**AIM**
Write the listing below out again exactly, dropping the images.

**TASK INPUTS**
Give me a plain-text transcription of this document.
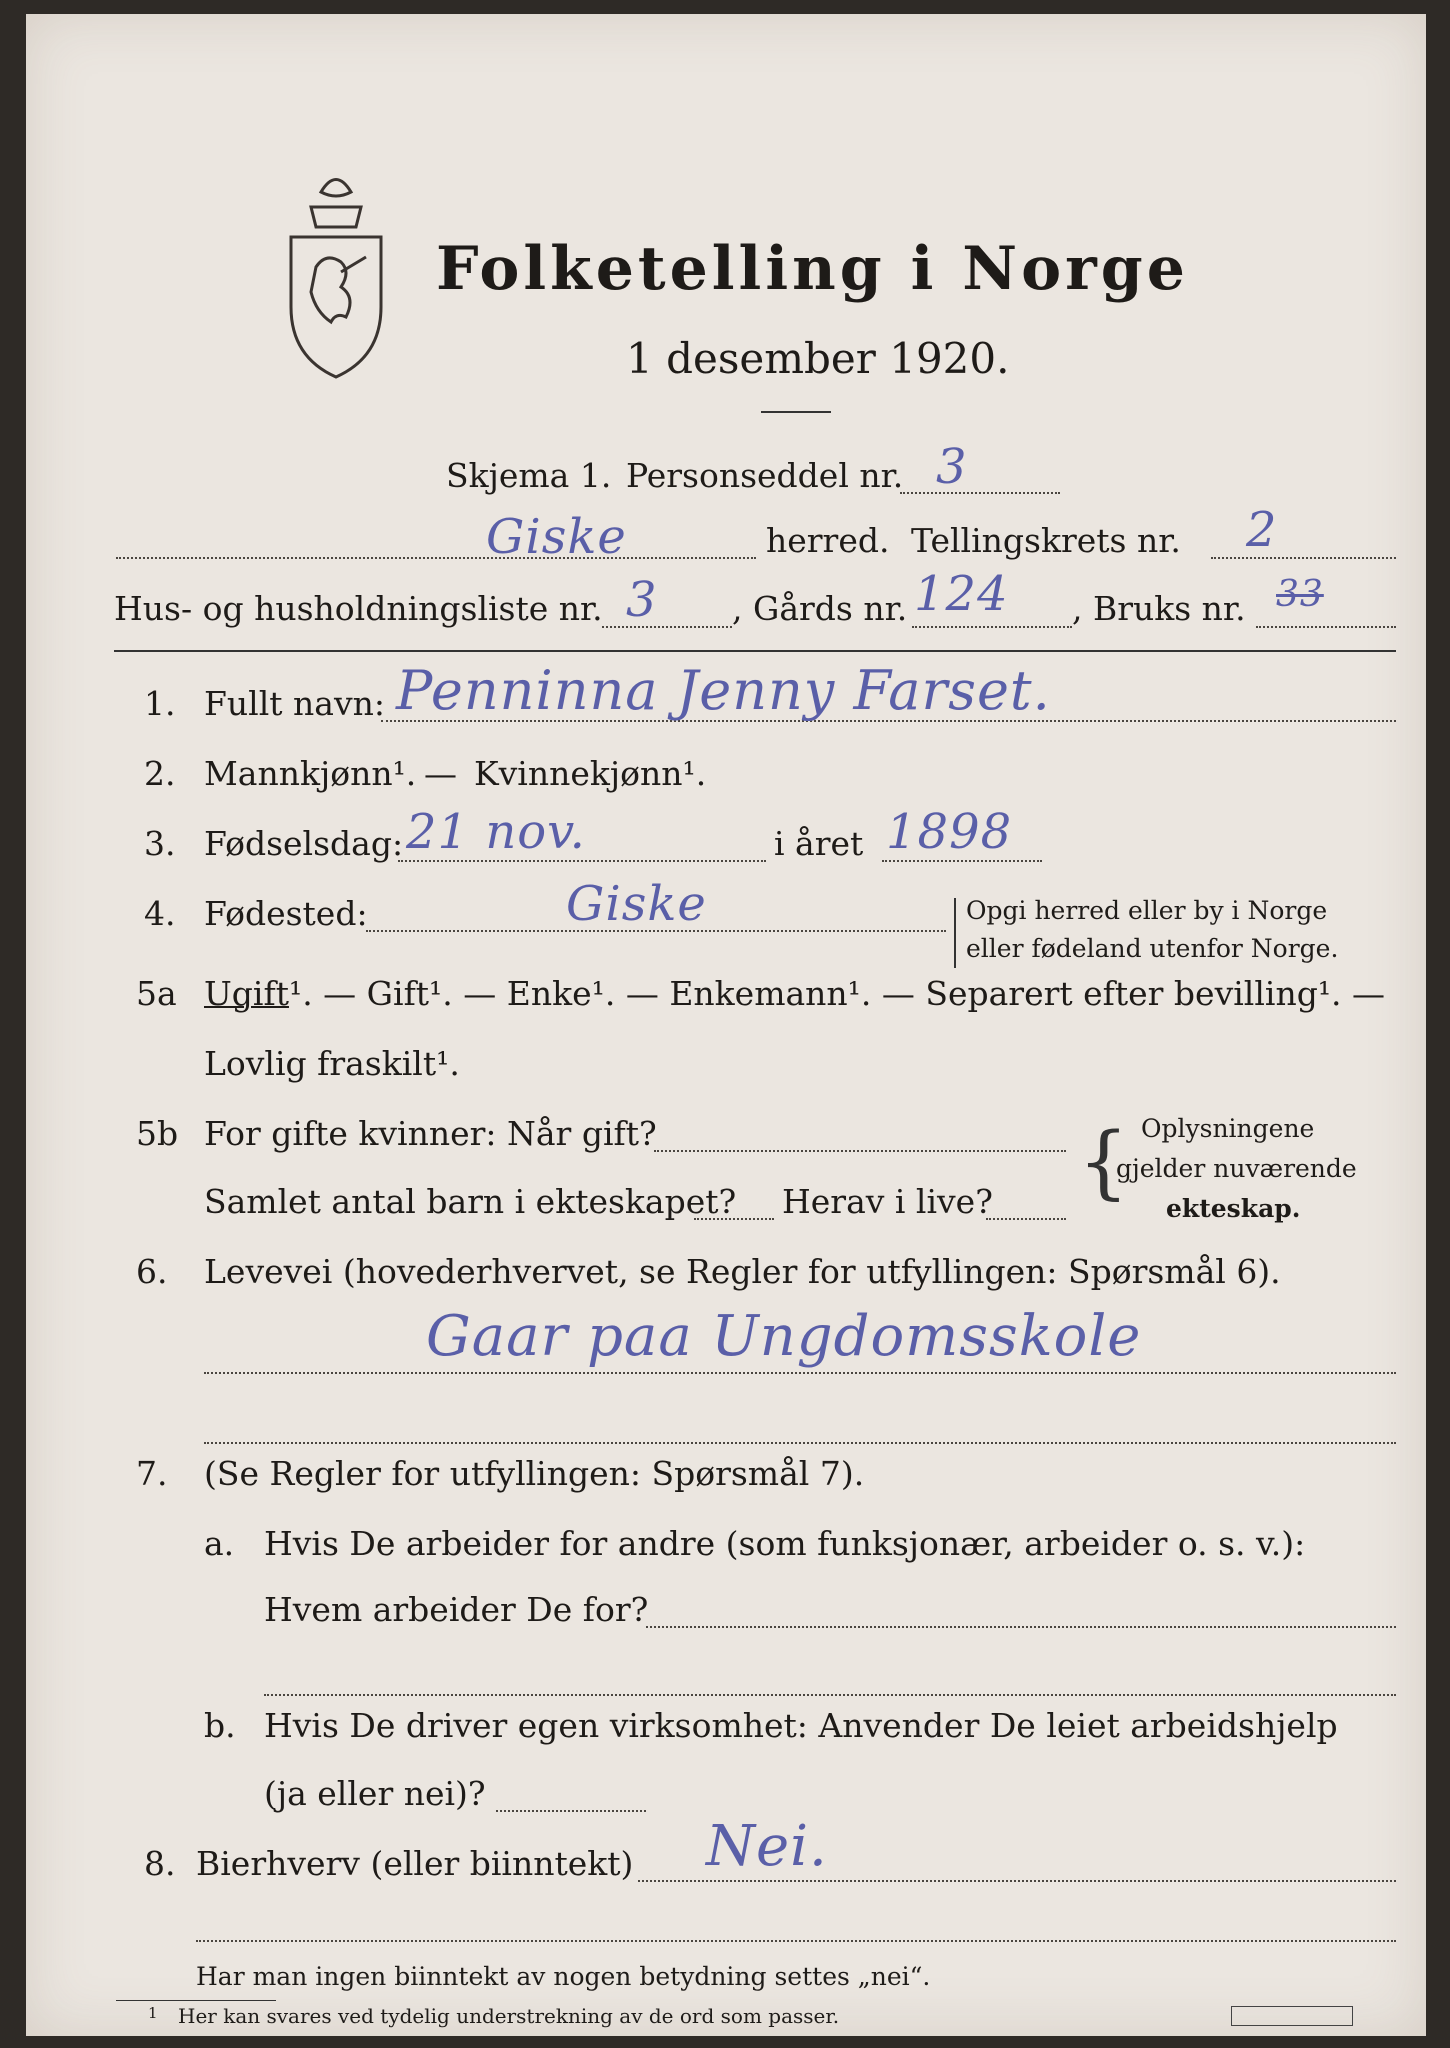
Folketelling i Norge
1 desember 1920.
Skjema 1. Personseddel nr. 3
Giske	herred. Tellingskrets nr. 2
Hus- og husholdningsliste nr. 3 , Gårds nr. 124 , Bruks nr. 33
1. Fullt navn: Penninna Jenny Farset.
2. Mannkjønn¹. — Kvinnekjønn¹.
3. Fødselsdag: 21 nov.	i året 1898
4. Fødested:	Giske	Opgi herred eller by i Norge
eller fødeland utenfor Norge.
5a Ugift¹. — Gift¹. — Enke¹. — Enkemann¹. — Separert efter bevilling¹. —
Lovlig fraskilt¹.
5b For gifte kvinner: Når gift?
Samlet antal barn i ekteskapet? Herav i live? { Oplysningene
gjelder nuværende
ekteskap.
6. Levevei (hovederhvervet, se Regler for utfyllingen: Spørsmål 6).
Gaar paa Ungdomsskole
7. (Se Regler for utfyllingen: Spørsmål 7).
a. Hvis De arbeider for andre (som funksjonær, arbeider o. s. v.):
Hvem arbeider De for?
b. Hvis De driver egen virksomhet: Anvender De leiet arbeidshjelp
(ja eller nei)?
8. Bierhverv (eller biinntekt) Nei.
Har man ingen biinntekt av nogen betydning settes „nei“.
1 Her kan svares ved tydelig understrekning av de ord som passer.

**THE REPLY**
Give me a plain-text transcription of this document.
Folketelling i Norge
1 desember 1920.
Skjema 1. Personseddel nr. 3
Giske	herred. Tellingskrets nr. 2
Hus- og husholdningsliste nr. 3 , Gårds nr. 124 , Bruks nr. 33
1. Fullt navn: Penninna Jenny Farset.
2. Mannkjønn¹. — Kvinnekjønn¹.
3. Fødselsdag: 21 nov.	i året 1898
4. Fødested:	Giske	Opgi herred eller by i Norge
eller fødeland utenfor Norge.
5a Ugift¹. — Gift¹. — Enke¹. — Enkemann¹. — Separert efter bevilling¹. —
Lovlig fraskilt¹.
5b For gifte kvinner: Når gift?
Samlet antal barn i ekteskapet? Herav i live? { Oplysningene
gjelder nuværende
ekteskap.
6. Levevei (hovederhvervet, se Regler for utfyllingen: Spørsmål 6).
Gaar paa Ungdomsskole
7. (Se Regler for utfyllingen: Spørsmål 7).
a. Hvis De arbeider for andre (som funksjonær, arbeider o. s. v.):
Hvem arbeider De for?
b. Hvis De driver egen virksomhet: Anvender De leiet arbeidshjelp
(ja eller nei)?
8. Bierhverv (eller biinntekt) Nei.
Har man ingen biinntekt av nogen betydning settes „nei“.
1 Her kan svares ved tydelig understrekning av de ord som passer.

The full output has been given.